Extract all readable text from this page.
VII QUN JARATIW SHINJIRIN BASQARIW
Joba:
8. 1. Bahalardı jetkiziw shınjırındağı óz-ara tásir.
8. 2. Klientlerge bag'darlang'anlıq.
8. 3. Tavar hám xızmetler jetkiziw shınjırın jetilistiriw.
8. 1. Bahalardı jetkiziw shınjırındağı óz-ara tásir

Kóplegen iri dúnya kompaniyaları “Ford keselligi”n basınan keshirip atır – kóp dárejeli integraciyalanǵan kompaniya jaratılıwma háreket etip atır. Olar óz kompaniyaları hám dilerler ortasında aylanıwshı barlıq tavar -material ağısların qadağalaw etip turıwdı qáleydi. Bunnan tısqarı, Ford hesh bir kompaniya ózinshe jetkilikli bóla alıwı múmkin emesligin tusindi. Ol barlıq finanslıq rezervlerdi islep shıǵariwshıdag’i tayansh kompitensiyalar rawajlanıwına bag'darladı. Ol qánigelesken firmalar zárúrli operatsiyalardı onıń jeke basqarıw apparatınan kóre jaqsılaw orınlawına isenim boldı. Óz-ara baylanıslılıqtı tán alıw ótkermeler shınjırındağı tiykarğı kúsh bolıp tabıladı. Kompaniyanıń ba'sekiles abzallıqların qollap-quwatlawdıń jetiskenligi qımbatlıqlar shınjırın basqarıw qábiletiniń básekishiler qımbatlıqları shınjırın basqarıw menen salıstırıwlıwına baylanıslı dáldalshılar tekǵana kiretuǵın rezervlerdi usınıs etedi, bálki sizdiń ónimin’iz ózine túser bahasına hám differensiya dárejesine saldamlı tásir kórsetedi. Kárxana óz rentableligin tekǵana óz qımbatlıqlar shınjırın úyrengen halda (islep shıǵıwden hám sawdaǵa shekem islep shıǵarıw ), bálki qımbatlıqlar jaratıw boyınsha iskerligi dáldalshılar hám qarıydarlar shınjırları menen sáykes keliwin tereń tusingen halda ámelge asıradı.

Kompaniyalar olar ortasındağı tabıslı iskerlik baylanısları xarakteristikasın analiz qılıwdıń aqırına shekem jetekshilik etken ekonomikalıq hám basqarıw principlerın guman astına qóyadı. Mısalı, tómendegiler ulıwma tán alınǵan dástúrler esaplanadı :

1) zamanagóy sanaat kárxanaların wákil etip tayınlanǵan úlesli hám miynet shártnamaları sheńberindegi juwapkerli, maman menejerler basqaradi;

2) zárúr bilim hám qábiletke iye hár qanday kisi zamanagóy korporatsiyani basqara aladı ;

────

▸ **TO DO**:
All of the entries need to be reproduced exactly; please write them out.

▸ **RESPONSE**:
Extract all readable text from this page.
VII QUN JARATIW SHINJIRIN BASQARIW
Joba:
8. 1. Bahalardı jetkiziw shınjırındağı óz-ara tásir.
8. 2. Klientlerge bag'darlang'anlıq.
8. 3. Tavar hám xızmetler jetkiziw shınjırın jetilistiriw.
8. 1. Bahalardı jetkiziw shınjırındağı óz-ara tásir

Kóplegen iri dúnya kompaniyaları “Ford keselligi”n basınan keshirip atır – kóp dárejeli integraciyalanǵan kompaniya jaratılıwma háreket etip atır. Olar óz kompaniyaları hám dilerler ortasında aylanıwshı barlıq tavar -material ağısların qadağalaw etip turıwdı qáleydi. Bunnan tısqarı, Ford hesh bir kompaniya ózinshe jetkilikli bóla alıwı múmkin emesligin tusindi. Ol barlıq finanslıq rezervlerdi islep shıǵariwshıdag’i tayansh kompitensiyalar rawajlanıwına bag'darladı. Ol qánigelesken firmalar zárúrli operatsiyalardı onıń jeke basqarıw apparatınan kóre jaqsılaw orınlawına isenim boldı. Óz-ara baylanıslılıqtı tán alıw ótkermeler shınjırındağı tiykarğı kúsh bolıp tabıladı. Kompaniyanıń ba'sekiles abzallıqların qollap-quwatlawdıń jetiskenligi qımbatlıqlar shınjırın basqarıw qábiletiniń básekishiler qımbatlıqları shınjırın basqarıw menen salıstırıwlıwına baylanıslı dáldalshılar tekǵana kiretuǵın rezervlerdi usınıs etedi, bálki sizdiń ónimin’iz ózine túser bahasına hám differensiya dárejesine saldamlı tásir kórsetedi. Kárxana óz rentableligin tekǵana óz qımbatlıqlar shınjırın úyrengen halda (islep shıǵıwden hám sawdaǵa shekem islep shıǵarıw ), bálki qımbatlıqlar jaratıw boyınsha iskerligi dáldalshılar hám qarıydarlar shınjırları menen sáykes keliwin tereń tusingen halda ámelge asıradı.

Kompaniyalar olar ortasındağı tabıslı iskerlik baylanısları xarakteristikasın analiz qılıwdıń aqırına shekem jetekshilik etken ekonomikalıq hám basqarıw principlerın guman astına qóyadı. Mısalı, tómendegiler ulıwma tán alınǵan dástúrler esaplanadı :

1) zamanagóy sanaat kárxanaların wákil etip tayınlanǵan úlesli hám miynet shártnamaları sheńberindegi juwapkerli, maman menejerler basqaradi;

2) zárúr bilim hám qábiletke iye hár qanday kisi zamanagóy korporatsiyani basqara aladı ;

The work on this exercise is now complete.